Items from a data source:

┌──

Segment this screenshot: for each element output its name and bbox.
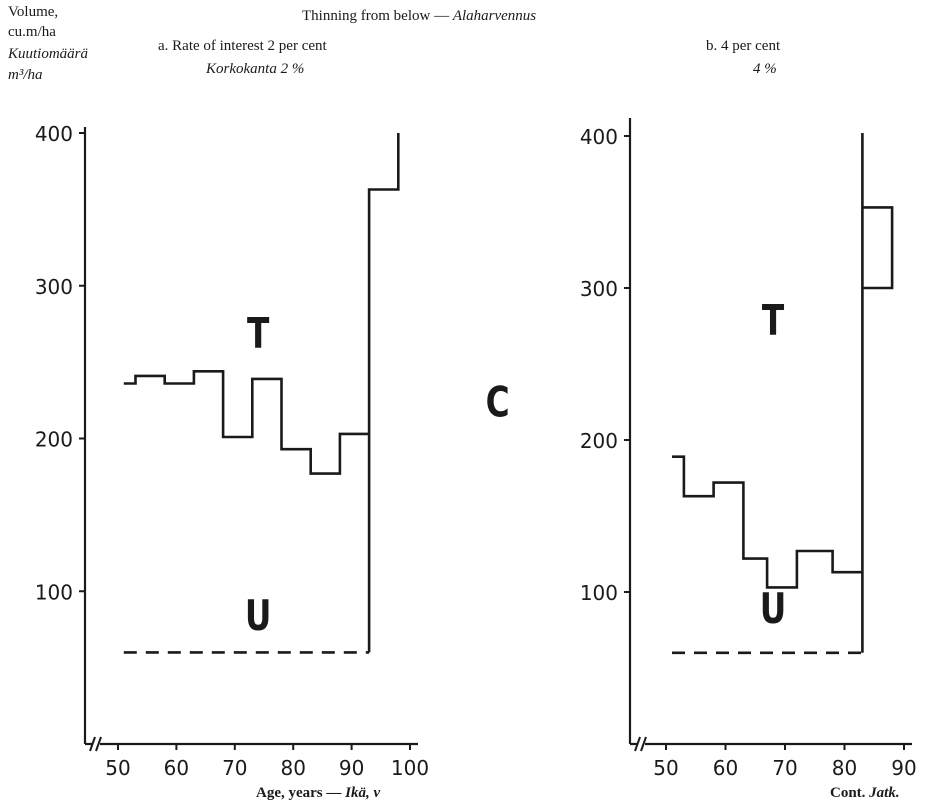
x-axis-label: Age, years — Ikä, v: [256, 785, 380, 802]
panel-b-title: b. 4 per cent: [706, 38, 781, 54]
region-label-t: T: [762, 295, 785, 344]
axis-break-mark: [634, 736, 641, 752]
axis-break-mark: [89, 736, 96, 752]
panel-a-subtitle: Korkokanta 2 %: [206, 61, 305, 77]
continuation-note-fi: Jatk.: [869, 785, 900, 801]
x-axis-label-fi: Ikä, v: [345, 785, 381, 801]
x-tick-label: 80: [280, 756, 305, 780]
chart-panel-b: 1002003004005060708090TUC: [580, 118, 917, 780]
x-tick-label: 50: [105, 756, 130, 780]
y-tick-label: 300: [580, 277, 618, 301]
y-axis-label-fi: Kuutiomäärä: [8, 46, 89, 62]
x-tick-label: 90: [891, 756, 916, 780]
x-tick-label: 60: [713, 756, 738, 780]
y-tick-label: 400: [580, 125, 618, 149]
y-axis-unit-fi: m³/ha: [8, 67, 43, 83]
x-tick-label: 50: [653, 756, 678, 780]
continuation-note-en: Cont.: [830, 785, 866, 801]
axis-break-mark: [640, 736, 647, 752]
y-axis-label-en: Volume,: [8, 4, 59, 20]
volume-series-line: [123, 133, 400, 653]
x-tick-label: 90: [339, 756, 364, 780]
volume-series-line: [672, 133, 894, 653]
x-axis-label-en: Age, years —: [256, 785, 342, 801]
panel-a-title: a. Rate of interest 2 per cent: [158, 38, 327, 54]
x-tick-label: 60: [164, 756, 189, 780]
main-title-fi: Alaharvennus: [452, 8, 537, 24]
panel-b-subtitle: 4 %: [753, 61, 777, 77]
region-label-u: U: [245, 591, 272, 640]
y-tick-label: 200: [35, 428, 73, 452]
y-tick-label: 200: [580, 429, 618, 453]
continuation-note: Cont. Jatk.: [830, 785, 900, 802]
y-tick-label: 100: [35, 580, 73, 604]
region-label-u: U: [760, 584, 787, 633]
region-label-c: C: [486, 377, 510, 426]
y-tick-label: 300: [35, 275, 73, 299]
y-tick-label: 100: [580, 581, 618, 605]
chart-panel-a: 100 200 300 400 50 60 70 80 90 100 T U C: [35, 122, 510, 780]
x-tick-label: 100: [391, 756, 429, 780]
region-label-t: T: [247, 309, 270, 358]
y-tick-label: 400: [35, 122, 73, 146]
main-title: Thinning from below — Alaharvennus: [302, 8, 536, 25]
axis-break-gap: [637, 740, 645, 748]
main-title-en: Thinning from below —: [302, 8, 450, 24]
axis-break-gap: [92, 740, 100, 748]
x-tick-label: 70: [772, 756, 797, 780]
x-tick-label: 80: [832, 756, 857, 780]
axis-break-mark: [95, 736, 102, 752]
x-tick-label: 70: [222, 756, 247, 780]
y-axis-unit-en: cu.m/ha: [8, 24, 56, 40]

└──

* **What is asked**
Change "volume-series-line" to "volume-curve" in the data from the line with "x-axis-label: Age, years" to the line with "x-tick-label: 60: [164, 756, 189, 780]", and reproduce those lines with nothing else altered.

* **Response to the exercise**
x-axis-label: Age, years — Ikä, v: [256, 785, 380, 802]
panel-b-title: b. 4 per cent: [706, 38, 781, 54]
region-label-t: T: [762, 295, 785, 344]
axis-break-mark: [634, 736, 641, 752]
axis-break-mark: [89, 736, 96, 752]
panel-a-subtitle: Korkokanta 2 %: [206, 61, 305, 77]
continuation-note-fi: Jatk.: [869, 785, 900, 801]
x-axis-label-fi: Ikä, v: [345, 785, 381, 801]
x-tick-label: 80: [280, 756, 305, 780]
chart-panel-b: 1002003004005060708090TUC: [580, 118, 917, 780]
x-tick-label: 50: [105, 756, 130, 780]
y-tick-label: 300: [580, 277, 618, 301]
y-axis-label-fi: Kuutiomäärä: [8, 46, 89, 62]
x-tick-label: 90: [891, 756, 916, 780]
x-tick-label: 60: [713, 756, 738, 780]
y-tick-label: 400: [580, 125, 618, 149]
y-axis-unit-fi: m³/ha: [8, 67, 43, 83]
x-tick-label: 50: [653, 756, 678, 780]
continuation-note-en: Cont.: [830, 785, 866, 801]
axis-break-mark: [640, 736, 647, 752]
y-axis-label-en: Volume,: [8, 4, 59, 20]
volume-curve: [123, 133, 400, 653]
x-tick-label: 90: [339, 756, 364, 780]
volume-curve: [672, 133, 894, 653]
x-axis-label-en: Age, years —: [256, 785, 342, 801]
panel-a-title: a. Rate of interest 2 per cent: [158, 38, 327, 54]
x-tick-label: 60: [164, 756, 189, 780]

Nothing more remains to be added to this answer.